*Directions*: Do any lines in the data below contain "heart"? If so, copy every one of them.

══ Exercise data

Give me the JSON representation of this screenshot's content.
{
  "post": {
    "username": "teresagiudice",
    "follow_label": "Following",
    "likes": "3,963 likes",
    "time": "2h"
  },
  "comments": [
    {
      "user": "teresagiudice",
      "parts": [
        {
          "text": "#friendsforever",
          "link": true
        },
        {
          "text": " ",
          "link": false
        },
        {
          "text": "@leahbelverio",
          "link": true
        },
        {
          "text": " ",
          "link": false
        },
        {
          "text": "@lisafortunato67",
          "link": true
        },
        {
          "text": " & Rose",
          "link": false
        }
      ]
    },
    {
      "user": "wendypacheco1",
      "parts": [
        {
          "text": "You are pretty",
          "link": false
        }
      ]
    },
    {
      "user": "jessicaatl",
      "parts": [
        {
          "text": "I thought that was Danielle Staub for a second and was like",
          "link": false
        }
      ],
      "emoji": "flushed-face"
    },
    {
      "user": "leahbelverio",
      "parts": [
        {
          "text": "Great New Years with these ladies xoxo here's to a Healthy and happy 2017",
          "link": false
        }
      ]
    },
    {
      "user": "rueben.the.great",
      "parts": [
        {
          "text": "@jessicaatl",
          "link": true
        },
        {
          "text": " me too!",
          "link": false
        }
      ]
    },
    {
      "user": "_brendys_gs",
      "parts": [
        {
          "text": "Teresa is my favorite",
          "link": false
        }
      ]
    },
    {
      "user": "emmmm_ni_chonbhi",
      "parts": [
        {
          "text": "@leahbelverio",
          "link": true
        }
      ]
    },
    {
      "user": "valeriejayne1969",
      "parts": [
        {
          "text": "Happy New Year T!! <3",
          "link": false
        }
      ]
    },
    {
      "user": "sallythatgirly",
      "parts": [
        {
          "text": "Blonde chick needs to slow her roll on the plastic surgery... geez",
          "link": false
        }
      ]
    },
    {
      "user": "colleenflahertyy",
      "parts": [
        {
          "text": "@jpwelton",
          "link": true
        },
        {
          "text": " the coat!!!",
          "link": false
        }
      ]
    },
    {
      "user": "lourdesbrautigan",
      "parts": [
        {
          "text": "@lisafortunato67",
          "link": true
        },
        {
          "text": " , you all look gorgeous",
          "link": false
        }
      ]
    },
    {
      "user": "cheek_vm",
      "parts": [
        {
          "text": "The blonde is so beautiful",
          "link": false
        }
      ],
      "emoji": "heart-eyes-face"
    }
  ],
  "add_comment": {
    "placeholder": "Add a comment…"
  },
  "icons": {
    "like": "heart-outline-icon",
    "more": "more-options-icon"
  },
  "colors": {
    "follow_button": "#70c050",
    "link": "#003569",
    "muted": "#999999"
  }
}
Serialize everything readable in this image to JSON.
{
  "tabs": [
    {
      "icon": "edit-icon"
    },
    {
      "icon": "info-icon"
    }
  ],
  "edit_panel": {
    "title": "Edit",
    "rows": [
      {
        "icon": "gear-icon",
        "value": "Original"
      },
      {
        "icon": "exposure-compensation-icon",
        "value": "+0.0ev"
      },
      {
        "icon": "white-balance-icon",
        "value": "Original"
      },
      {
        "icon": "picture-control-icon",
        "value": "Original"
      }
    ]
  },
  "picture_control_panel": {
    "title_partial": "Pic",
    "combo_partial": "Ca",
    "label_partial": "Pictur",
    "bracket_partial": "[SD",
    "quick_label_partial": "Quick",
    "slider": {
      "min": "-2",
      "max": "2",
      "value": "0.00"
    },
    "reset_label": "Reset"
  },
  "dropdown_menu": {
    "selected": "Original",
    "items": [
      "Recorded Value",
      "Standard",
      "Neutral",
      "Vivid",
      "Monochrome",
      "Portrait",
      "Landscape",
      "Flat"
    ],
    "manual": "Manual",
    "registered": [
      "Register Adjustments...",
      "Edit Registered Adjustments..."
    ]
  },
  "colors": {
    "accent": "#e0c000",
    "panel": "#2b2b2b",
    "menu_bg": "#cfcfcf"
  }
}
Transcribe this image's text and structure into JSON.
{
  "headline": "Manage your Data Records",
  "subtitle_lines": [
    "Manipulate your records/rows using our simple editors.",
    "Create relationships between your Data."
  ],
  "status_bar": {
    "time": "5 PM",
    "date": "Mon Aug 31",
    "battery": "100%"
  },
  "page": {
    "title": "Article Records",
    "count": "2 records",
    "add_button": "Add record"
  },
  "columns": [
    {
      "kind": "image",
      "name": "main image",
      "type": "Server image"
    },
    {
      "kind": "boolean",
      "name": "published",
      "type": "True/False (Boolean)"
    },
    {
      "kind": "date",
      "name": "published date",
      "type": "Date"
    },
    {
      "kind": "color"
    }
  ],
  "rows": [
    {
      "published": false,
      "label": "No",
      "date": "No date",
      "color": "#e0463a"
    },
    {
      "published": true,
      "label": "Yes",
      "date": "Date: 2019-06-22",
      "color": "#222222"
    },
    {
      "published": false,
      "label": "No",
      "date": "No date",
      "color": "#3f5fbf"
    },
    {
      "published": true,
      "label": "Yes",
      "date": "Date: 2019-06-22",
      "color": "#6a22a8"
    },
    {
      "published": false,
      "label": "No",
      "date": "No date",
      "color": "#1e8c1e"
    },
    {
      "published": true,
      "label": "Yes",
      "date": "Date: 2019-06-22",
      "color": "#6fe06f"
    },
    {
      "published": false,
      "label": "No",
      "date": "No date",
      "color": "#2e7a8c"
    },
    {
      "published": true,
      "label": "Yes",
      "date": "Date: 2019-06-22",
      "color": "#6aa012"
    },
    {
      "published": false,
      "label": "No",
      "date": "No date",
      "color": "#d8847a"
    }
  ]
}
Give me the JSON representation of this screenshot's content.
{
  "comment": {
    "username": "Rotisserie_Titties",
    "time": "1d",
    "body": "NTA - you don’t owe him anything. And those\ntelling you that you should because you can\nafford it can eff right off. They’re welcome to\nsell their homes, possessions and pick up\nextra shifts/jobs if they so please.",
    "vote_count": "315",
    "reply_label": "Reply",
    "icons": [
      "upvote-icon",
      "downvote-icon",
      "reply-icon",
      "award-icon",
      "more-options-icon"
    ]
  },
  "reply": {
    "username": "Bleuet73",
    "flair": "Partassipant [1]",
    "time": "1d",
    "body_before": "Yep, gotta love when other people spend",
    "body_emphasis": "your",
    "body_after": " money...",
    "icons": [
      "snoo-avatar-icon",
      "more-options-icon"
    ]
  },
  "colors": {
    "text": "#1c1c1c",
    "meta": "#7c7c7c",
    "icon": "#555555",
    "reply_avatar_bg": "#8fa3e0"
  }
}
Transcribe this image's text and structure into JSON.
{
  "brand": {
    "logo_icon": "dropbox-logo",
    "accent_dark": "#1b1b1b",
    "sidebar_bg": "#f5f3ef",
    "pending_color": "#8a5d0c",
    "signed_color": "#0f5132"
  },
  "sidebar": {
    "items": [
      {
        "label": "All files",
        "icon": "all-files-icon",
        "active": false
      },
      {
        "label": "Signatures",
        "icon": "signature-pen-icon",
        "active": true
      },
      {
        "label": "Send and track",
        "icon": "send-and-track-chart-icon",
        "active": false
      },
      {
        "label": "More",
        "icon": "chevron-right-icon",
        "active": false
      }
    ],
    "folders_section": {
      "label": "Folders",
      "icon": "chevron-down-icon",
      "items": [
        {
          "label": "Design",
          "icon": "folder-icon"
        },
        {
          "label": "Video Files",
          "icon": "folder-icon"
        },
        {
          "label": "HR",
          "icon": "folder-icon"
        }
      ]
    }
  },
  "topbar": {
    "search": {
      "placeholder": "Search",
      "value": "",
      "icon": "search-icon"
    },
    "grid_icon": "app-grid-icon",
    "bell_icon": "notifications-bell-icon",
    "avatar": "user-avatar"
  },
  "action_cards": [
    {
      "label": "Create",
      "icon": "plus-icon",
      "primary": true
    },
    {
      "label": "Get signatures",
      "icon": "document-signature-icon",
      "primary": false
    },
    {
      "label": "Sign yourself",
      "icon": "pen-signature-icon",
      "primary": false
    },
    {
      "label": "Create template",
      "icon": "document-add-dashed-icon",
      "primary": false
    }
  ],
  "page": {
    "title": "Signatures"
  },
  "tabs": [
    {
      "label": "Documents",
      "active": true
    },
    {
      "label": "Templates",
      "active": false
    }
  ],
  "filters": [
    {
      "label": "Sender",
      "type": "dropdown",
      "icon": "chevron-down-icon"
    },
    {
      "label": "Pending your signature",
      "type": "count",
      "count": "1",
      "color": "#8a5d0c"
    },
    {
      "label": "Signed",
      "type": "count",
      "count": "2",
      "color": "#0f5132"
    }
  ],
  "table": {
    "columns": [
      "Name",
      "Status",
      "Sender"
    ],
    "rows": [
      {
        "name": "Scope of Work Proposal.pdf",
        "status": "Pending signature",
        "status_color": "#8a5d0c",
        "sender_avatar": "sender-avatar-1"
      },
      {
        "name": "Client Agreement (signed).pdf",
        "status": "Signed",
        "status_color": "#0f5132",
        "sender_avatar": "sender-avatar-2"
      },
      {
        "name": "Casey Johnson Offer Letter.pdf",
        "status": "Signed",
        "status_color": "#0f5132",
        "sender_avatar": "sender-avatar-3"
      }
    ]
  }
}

════

*Written answer*:
      "emoji": "heart-eyes-face"
    "like": "heart-outline-icon",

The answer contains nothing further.